Dataset records
● ● ● ● ● ● ●

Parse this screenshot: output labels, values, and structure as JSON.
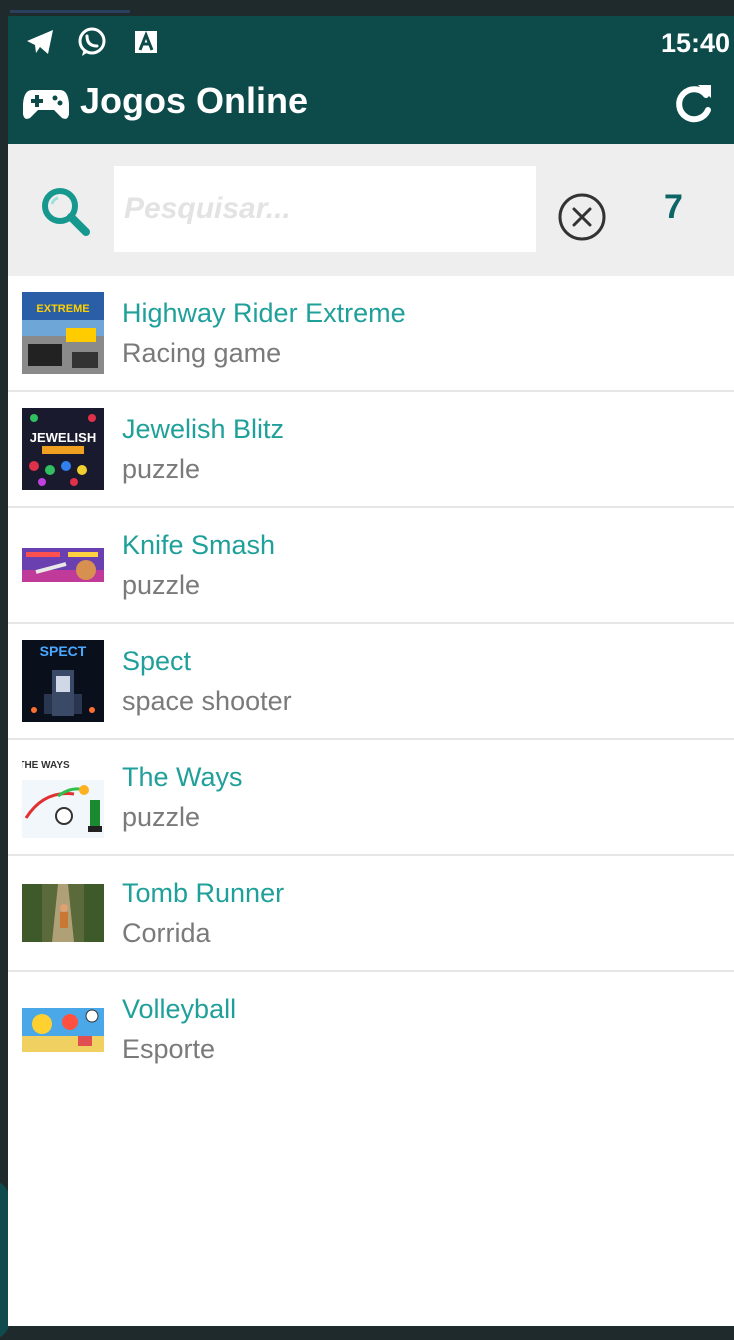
{
  "status_bar": {
    "time": "15:40",
    "icons": [
      "telegram-icon",
      "whatsapp-icon",
      "keyboard-a-icon"
    ]
  },
  "app_bar": {
    "title": "Jogos Online",
    "left_icon": "gamepad-icon",
    "right_icon": "refresh-icon",
    "background": "#0d4b4b"
  },
  "search": {
    "placeholder": "Pesquisar...",
    "value": "",
    "clear_icon": "clear-circle-icon",
    "result_count": "7"
  },
  "games": [
    {
      "name": "Highway Rider Extreme",
      "category": "Racing game",
      "thumb": "highway-rider-thumbnail"
    },
    {
      "name": "Jewelish Blitz",
      "category": "puzzle",
      "thumb": "jewelish-blitz-thumbnail"
    },
    {
      "name": "Knife Smash",
      "category": "puzzle",
      "thumb": "knife-smash-thumbnail"
    },
    {
      "name": "Spect",
      "category": "space shooter",
      "thumb": "spect-thumbnail"
    },
    {
      "name": "The Ways",
      "category": "puzzle",
      "thumb": "the-ways-thumbnail"
    },
    {
      "name": "Tomb Runner",
      "category": "Corrida",
      "thumb": "tomb-runner-thumbnail"
    },
    {
      "name": "Volleyball",
      "category": "Esporte",
      "thumb": "volleyball-thumbnail"
    }
  ],
  "thumb_texts": {
    "highway": "EXTREME",
    "jewelish": "JEWELISH",
    "spect": "SPECT",
    "the_ways": "THE WAYS"
  },
  "colors": {
    "accent": "#20a09a",
    "secondary_text": "#7a7a7a",
    "search_bg": "#eeeeee"
  }
}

● ● ● ● ● ● ●

* _What is required_:
Could you reproduce every record above exactly, leaving out the pictures?

* _Reply_:
Parse this screenshot: output labels, values, and structure as JSON.
{
  "status_bar": {
    "time": "15:40",
    "icons": [
      "telegram-icon",
      "whatsapp-icon",
      "keyboard-a-icon"
    ]
  },
  "app_bar": {
    "title": "Jogos Online",
    "left_icon": "gamepad-icon",
    "right_icon": "refresh-icon",
    "background": "#0d4b4b"
  },
  "search": {
    "placeholder": "Pesquisar...",
    "value": "",
    "clear_icon": "clear-circle-icon",
    "result_count": "7"
  },
  "games": [
    {
      "name": "Highway Rider Extreme",
      "category": "Racing game",
      "thumb": "highway-rider-thumbnail"
    },
    {
      "name": "Jewelish Blitz",
      "category": "puzzle",
      "thumb": "jewelish-blitz-thumbnail"
    },
    {
      "name": "Knife Smash",
      "category": "puzzle",
      "thumb": "knife-smash-thumbnail"
    },
    {
      "name": "Spect",
      "category": "space shooter",
      "thumb": "spect-thumbnail"
    },
    {
      "name": "The Ways",
      "category": "puzzle",
      "thumb": "the-ways-thumbnail"
    },
    {
      "name": "Tomb Runner",
      "category": "Corrida",
      "thumb": "tomb-runner-thumbnail"
    },
    {
      "name": "Volleyball",
      "category": "Esporte",
      "thumb": "volleyball-thumbnail"
    }
  ],
  "thumb_texts": {
    "highway": "EXTREME",
    "jewelish": "JEWELISH",
    "spect": "SPECT",
    "the_ways": "THE WAYS"
  },
  "colors": {
    "accent": "#20a09a",
    "secondary_text": "#7a7a7a",
    "search_bg": "#eeeeee"
  }
}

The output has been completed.